* _Requirement_:
Output the data that follows exactly, line for line.

##### The records

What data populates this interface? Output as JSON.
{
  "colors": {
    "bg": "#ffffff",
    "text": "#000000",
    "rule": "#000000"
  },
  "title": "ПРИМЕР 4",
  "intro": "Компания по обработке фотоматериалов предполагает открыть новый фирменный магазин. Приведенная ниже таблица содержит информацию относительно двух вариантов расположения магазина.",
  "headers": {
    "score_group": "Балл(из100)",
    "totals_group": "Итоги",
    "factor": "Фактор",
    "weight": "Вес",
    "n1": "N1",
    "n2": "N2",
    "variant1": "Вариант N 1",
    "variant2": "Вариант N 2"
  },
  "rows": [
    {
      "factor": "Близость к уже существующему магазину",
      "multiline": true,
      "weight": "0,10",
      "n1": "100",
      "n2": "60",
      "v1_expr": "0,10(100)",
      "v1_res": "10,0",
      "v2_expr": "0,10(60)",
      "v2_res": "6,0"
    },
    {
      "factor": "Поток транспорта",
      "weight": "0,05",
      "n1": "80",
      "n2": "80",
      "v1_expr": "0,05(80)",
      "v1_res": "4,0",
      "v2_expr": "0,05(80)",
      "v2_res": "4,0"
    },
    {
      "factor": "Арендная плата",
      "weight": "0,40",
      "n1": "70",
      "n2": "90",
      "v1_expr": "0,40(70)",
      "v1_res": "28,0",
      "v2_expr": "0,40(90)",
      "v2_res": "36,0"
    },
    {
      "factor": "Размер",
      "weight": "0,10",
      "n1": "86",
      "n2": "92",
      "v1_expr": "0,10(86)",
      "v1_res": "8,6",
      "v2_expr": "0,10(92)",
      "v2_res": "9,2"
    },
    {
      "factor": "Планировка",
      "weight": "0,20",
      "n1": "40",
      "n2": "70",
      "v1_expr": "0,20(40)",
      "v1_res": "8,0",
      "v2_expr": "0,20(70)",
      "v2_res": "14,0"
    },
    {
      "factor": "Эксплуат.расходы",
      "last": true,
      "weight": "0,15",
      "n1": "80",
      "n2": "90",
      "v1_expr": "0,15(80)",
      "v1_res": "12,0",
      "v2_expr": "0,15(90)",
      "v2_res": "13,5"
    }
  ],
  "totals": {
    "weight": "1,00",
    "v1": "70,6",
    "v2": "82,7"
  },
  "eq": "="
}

##########

* _Finished task_:
What data populates this interface? Output as JSON.
{
  "colors": {
    "bg": "#ffffff",
    "text": "#000000",
    "rule": "#000000"
  },
  "title": "ПРИМЕР 4",
  "intro": "Компания по обработке фотоматериалов предполагает открыть новый фирменный магазин. Приведенная ниже таблица содержит информацию относительно двух вариантов расположения магазина.",
  "headers": {
    "score_group": "Балл(из100)",
    "totals_group": "Итоги",
    "factor": "Фактор",
    "weight": "Вес",
    "n1": "N1",
    "n2": "N2",
    "variant1": "Вариант N 1",
    "variant2": "Вариант N 2"
  },
  "rows": [
    {
      "factor": "Близость к уже существующему магазину",
      "multiline": true,
      "weight": "0,10",
      "n1": "100",
      "n2": "60",
      "v1_expr": "0,10(100)",
      "v1_res": "10,0",
      "v2_expr": "0,10(60)",
      "v2_res": "6,0"
    },
    {
      "factor": "Поток транспорта",
      "weight": "0,05",
      "n1": "80",
      "n2": "80",
      "v1_expr": "0,05(80)",
      "v1_res": "4,0",
      "v2_expr": "0,05(80)",
      "v2_res": "4,0"
    },
    {
      "factor": "Арендная плата",
      "weight": "0,40",
      "n1": "70",
      "n2": "90",
      "v1_expr": "0,40(70)",
      "v1_res": "28,0",
      "v2_expr": "0,40(90)",
      "v2_res": "36,0"
    },
    {
      "factor": "Размер",
      "weight": "0,10",
      "n1": "86",
      "n2": "92",
      "v1_expr": "0,10(86)",
      "v1_res": "8,6",
      "v2_expr": "0,10(92)",
      "v2_res": "9,2"
    },
    {
      "factor": "Планировка",
      "weight": "0,20",
      "n1": "40",
      "n2": "70",
      "v1_expr": "0,20(40)",
      "v1_res": "8,0",
      "v2_expr": "0,20(70)",
      "v2_res": "14,0"
    },
    {
      "factor": "Эксплуат.расходы",
      "last": true,
      "weight": "0,15",
      "n1": "80",
      "n2": "90",
      "v1_expr": "0,15(80)",
      "v1_res": "12,0",
      "v2_expr": "0,15(90)",
      "v2_res": "13,5"
    }
  ],
  "totals": {
    "weight": "1,00",
    "v1": "70,6",
    "v2": "82,7"
  },
  "eq": "="
}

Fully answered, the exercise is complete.